What you have to do: Everything in the data should be repeated exactly, save for the images.

Exercise materials:

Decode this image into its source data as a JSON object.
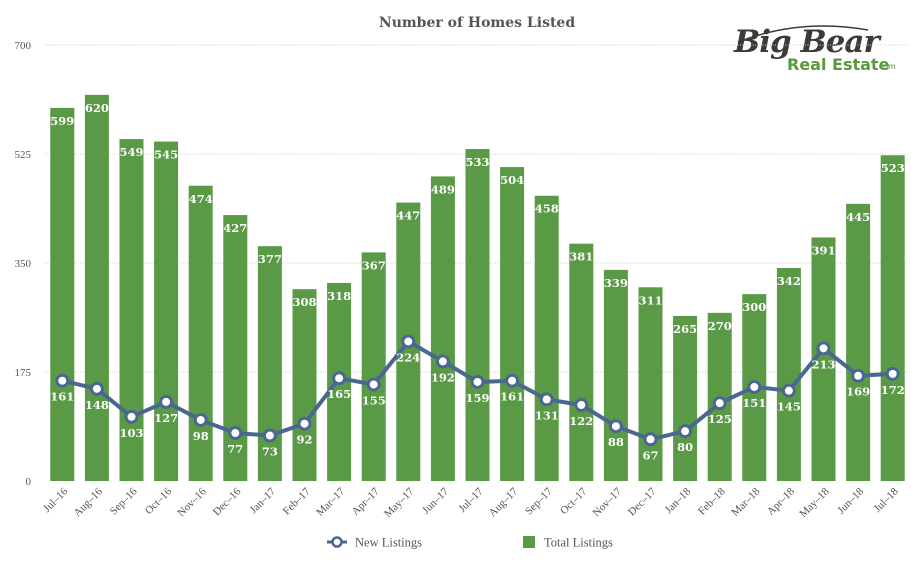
{
  "logo": {
    "big_text": "Big Bear",
    "sub_text": "Real Estate",
    "suffix": ".com"
  },
  "colors": {
    "bar": "#5a9a46",
    "line": "#4a6790",
    "grid": "#cccccc"
  },
  "chart_data": {
    "type": "bar",
    "title": "Number of Homes Listed",
    "xlabel": "",
    "ylabel": "",
    "ylim": [
      0,
      700
    ],
    "yticks": [
      0,
      175,
      350,
      525,
      700
    ],
    "grid": true,
    "legend_position": "bottom",
    "categories": [
      "Jul–16",
      "Aug–16",
      "Sep–16",
      "Oct–16",
      "Nov–16",
      "Dec–16",
      "Jan–17",
      "Feb–17",
      "Mar–17",
      "Apr–17",
      "May–17",
      "Jun–17",
      "Jul–17",
      "Aug–17",
      "Sep–17",
      "Oct–17",
      "Nov–17",
      "Dec–17",
      "Jan–18",
      "Feb–18",
      "Mar–18",
      "Apr–18",
      "May–18",
      "Jun–18",
      "Jul–18"
    ],
    "series": [
      {
        "name": "New Listings",
        "type": "line",
        "values": [
          161,
          148,
          103,
          127,
          98,
          77,
          73,
          92,
          165,
          155,
          224,
          192,
          159,
          161,
          131,
          122,
          88,
          67,
          80,
          125,
          151,
          145,
          213,
          169,
          172
        ]
      },
      {
        "name": "Total Listings",
        "type": "bar",
        "values": [
          599,
          620,
          549,
          545,
          474,
          427,
          377,
          308,
          318,
          367,
          447,
          489,
          533,
          504,
          458,
          381,
          339,
          311,
          265,
          270,
          300,
          342,
          391,
          445,
          523
        ]
      }
    ]
  }
}
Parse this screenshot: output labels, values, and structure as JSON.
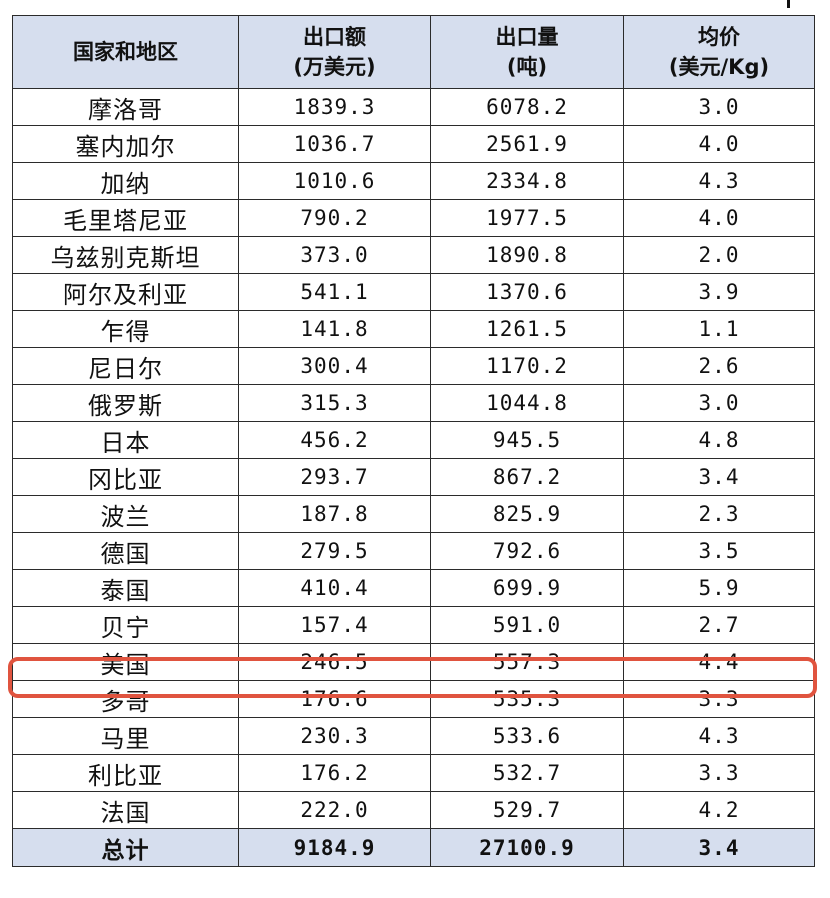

Problem solution:
Decode this image into its source data as a JSON object.
{
  "logo": {
    "big_text": "Big Bear",
    "sub_text": "Real Estate",
    "suffix": ".com"
  },
  "colors": {
    "bar": "#5a9a46",
    "line": "#4a6790",
    "grid": "#cccccc"
  },
  "chart_data": {
    "type": "bar",
    "title": "Number of Homes Listed",
    "xlabel": "",
    "ylabel": "",
    "ylim": [
      0,
      700
    ],
    "yticks": [
      0,
      175,
      350,
      525,
      700
    ],
    "grid": true,
    "legend_position": "bottom",
    "categories": [
      "Jul–16",
      "Aug–16",
      "Sep–16",
      "Oct–16",
      "Nov–16",
      "Dec–16",
      "Jan–17",
      "Feb–17",
      "Mar–17",
      "Apr–17",
      "May–17",
      "Jun–17",
      "Jul–17",
      "Aug–17",
      "Sep–17",
      "Oct–17",
      "Nov–17",
      "Dec–17",
      "Jan–18",
      "Feb–18",
      "Mar–18",
      "Apr–18",
      "May–18",
      "Jun–18",
      "Jul–18"
    ],
    "series": [
      {
        "name": "New Listings",
        "type": "line",
        "values": [
          161,
          148,
          103,
          127,
          98,
          77,
          73,
          92,
          165,
          155,
          224,
          192,
          159,
          161,
          131,
          122,
          88,
          67,
          80,
          125,
          151,
          145,
          213,
          169,
          172
        ]
      },
      {
        "name": "Total Listings",
        "type": "bar",
        "values": [
          599,
          620,
          549,
          545,
          474,
          427,
          377,
          308,
          318,
          367,
          447,
          489,
          533,
          504,
          458,
          381,
          339,
          311,
          265,
          270,
          300,
          342,
          391,
          445,
          523
        ]
      }
    ]
  }
}
Parse this screenshot: output labels, values, and structure as JSON.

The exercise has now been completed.